*** EXTRACTED INFORMATION
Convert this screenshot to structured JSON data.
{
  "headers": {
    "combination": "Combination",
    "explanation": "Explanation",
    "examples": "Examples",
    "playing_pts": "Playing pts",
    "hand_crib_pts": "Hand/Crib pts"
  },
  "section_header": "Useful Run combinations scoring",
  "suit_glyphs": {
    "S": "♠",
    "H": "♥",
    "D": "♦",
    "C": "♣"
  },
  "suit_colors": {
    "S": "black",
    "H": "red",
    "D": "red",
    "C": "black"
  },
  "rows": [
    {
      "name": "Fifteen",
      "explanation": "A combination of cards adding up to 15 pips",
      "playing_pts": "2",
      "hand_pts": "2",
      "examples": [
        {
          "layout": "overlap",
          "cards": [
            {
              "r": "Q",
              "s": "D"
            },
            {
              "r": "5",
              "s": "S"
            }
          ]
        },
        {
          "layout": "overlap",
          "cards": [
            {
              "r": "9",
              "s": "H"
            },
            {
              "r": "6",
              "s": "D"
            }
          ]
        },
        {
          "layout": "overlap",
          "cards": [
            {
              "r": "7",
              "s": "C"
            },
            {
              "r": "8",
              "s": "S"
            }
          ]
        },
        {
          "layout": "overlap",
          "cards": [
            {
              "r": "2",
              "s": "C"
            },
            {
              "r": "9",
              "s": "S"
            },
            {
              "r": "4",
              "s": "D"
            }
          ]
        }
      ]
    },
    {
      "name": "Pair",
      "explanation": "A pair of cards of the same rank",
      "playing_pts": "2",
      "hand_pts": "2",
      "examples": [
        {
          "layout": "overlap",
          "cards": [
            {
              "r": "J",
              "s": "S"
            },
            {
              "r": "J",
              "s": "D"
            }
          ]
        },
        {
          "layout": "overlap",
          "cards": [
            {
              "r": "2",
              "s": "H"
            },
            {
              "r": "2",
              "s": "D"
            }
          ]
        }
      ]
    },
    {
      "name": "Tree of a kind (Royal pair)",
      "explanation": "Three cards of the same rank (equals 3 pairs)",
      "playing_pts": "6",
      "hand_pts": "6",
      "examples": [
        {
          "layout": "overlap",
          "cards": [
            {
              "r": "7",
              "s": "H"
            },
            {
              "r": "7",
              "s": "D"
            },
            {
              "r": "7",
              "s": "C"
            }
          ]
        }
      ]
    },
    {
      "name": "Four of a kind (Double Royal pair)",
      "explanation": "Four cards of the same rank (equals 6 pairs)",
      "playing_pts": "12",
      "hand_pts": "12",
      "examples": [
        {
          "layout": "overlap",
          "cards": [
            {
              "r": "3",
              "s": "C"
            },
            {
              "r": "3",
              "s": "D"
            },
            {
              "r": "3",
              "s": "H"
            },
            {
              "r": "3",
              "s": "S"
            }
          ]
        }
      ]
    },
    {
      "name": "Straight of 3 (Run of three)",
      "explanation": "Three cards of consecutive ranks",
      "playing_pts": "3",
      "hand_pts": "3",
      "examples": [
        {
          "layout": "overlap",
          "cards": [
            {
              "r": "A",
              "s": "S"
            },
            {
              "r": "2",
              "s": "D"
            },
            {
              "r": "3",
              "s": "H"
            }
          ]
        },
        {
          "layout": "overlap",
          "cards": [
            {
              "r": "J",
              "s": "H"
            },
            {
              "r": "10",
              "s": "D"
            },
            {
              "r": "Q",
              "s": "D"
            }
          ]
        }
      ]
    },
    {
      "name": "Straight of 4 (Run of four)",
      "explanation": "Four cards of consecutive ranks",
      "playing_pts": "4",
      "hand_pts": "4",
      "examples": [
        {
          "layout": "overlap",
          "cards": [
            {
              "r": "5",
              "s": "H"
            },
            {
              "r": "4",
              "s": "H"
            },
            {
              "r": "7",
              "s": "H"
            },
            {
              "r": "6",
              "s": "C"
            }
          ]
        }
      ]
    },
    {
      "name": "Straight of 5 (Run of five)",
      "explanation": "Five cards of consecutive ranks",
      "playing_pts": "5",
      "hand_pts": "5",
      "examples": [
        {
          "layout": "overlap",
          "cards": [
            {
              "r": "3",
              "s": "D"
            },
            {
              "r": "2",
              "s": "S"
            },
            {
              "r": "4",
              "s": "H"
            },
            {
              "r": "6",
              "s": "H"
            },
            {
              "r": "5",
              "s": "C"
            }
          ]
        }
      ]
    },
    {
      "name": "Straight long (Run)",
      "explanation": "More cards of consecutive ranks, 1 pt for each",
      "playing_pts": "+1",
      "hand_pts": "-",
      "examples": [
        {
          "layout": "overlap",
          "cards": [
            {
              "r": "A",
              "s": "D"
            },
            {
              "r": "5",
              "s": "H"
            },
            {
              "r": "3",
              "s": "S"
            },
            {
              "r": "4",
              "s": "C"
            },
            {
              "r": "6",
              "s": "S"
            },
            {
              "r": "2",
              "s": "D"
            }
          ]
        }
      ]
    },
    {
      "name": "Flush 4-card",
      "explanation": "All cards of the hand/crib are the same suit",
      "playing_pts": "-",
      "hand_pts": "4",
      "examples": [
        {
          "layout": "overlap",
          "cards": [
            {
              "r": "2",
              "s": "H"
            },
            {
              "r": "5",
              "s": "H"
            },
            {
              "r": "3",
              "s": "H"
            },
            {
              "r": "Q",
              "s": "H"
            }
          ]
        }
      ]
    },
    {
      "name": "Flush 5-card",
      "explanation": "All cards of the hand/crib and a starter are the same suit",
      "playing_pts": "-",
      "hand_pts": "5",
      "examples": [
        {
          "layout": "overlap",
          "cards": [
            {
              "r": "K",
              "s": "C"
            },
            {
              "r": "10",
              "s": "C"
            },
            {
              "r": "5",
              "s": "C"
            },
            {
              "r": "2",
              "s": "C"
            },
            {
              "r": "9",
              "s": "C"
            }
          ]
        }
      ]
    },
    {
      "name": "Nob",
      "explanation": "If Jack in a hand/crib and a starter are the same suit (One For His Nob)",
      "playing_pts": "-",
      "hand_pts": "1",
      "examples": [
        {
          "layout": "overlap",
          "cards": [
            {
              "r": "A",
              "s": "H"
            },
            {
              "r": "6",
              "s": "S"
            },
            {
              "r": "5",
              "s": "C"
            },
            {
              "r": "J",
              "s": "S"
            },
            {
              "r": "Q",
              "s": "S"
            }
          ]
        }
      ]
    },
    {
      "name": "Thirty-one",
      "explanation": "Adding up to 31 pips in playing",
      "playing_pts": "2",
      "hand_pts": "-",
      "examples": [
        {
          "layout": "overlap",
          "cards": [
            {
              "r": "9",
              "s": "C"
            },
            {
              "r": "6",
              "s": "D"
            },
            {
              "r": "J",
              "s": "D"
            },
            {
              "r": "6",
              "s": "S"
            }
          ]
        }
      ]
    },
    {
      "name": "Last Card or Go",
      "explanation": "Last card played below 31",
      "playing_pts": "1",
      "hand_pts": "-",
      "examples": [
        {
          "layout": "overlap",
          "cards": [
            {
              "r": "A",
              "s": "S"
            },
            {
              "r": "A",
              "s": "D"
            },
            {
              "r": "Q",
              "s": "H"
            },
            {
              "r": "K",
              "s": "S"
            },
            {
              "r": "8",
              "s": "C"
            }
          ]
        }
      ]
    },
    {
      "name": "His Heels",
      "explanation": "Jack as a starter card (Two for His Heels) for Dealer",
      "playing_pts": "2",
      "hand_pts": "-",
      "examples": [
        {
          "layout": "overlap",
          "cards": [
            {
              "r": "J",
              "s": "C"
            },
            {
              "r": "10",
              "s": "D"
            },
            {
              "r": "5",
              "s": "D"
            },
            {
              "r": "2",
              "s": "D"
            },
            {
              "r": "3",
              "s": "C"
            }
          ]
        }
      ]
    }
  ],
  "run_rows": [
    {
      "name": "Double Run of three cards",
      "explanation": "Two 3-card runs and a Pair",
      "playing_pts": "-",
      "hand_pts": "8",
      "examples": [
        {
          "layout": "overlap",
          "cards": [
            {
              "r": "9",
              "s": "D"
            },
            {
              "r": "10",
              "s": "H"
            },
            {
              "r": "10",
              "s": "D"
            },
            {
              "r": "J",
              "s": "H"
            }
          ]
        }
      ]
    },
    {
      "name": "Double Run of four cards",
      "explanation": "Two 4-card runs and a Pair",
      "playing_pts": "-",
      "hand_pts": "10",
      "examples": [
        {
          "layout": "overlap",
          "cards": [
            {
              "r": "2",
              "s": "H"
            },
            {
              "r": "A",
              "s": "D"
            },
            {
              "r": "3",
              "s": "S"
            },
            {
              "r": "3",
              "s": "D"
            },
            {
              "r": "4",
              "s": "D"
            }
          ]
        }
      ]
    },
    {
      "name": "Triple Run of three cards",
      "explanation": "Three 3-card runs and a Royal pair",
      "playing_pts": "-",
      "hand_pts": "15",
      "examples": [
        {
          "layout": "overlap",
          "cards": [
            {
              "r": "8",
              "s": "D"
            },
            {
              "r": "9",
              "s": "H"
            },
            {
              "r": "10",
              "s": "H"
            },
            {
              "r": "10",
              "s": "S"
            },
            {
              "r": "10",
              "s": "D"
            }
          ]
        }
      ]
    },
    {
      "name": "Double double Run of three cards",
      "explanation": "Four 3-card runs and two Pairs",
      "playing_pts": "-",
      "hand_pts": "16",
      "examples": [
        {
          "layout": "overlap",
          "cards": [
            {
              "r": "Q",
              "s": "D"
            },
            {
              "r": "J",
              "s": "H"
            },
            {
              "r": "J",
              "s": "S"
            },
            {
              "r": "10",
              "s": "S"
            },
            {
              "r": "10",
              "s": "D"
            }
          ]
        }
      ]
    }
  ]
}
******
OBJECTIVE: List every line in the records above that contains the word "pips".

FULL SOLUTION:
      "explanation": "A combination of cards adding up to 15 pips",
      "explanation": "Adding up to 31 pips in playing",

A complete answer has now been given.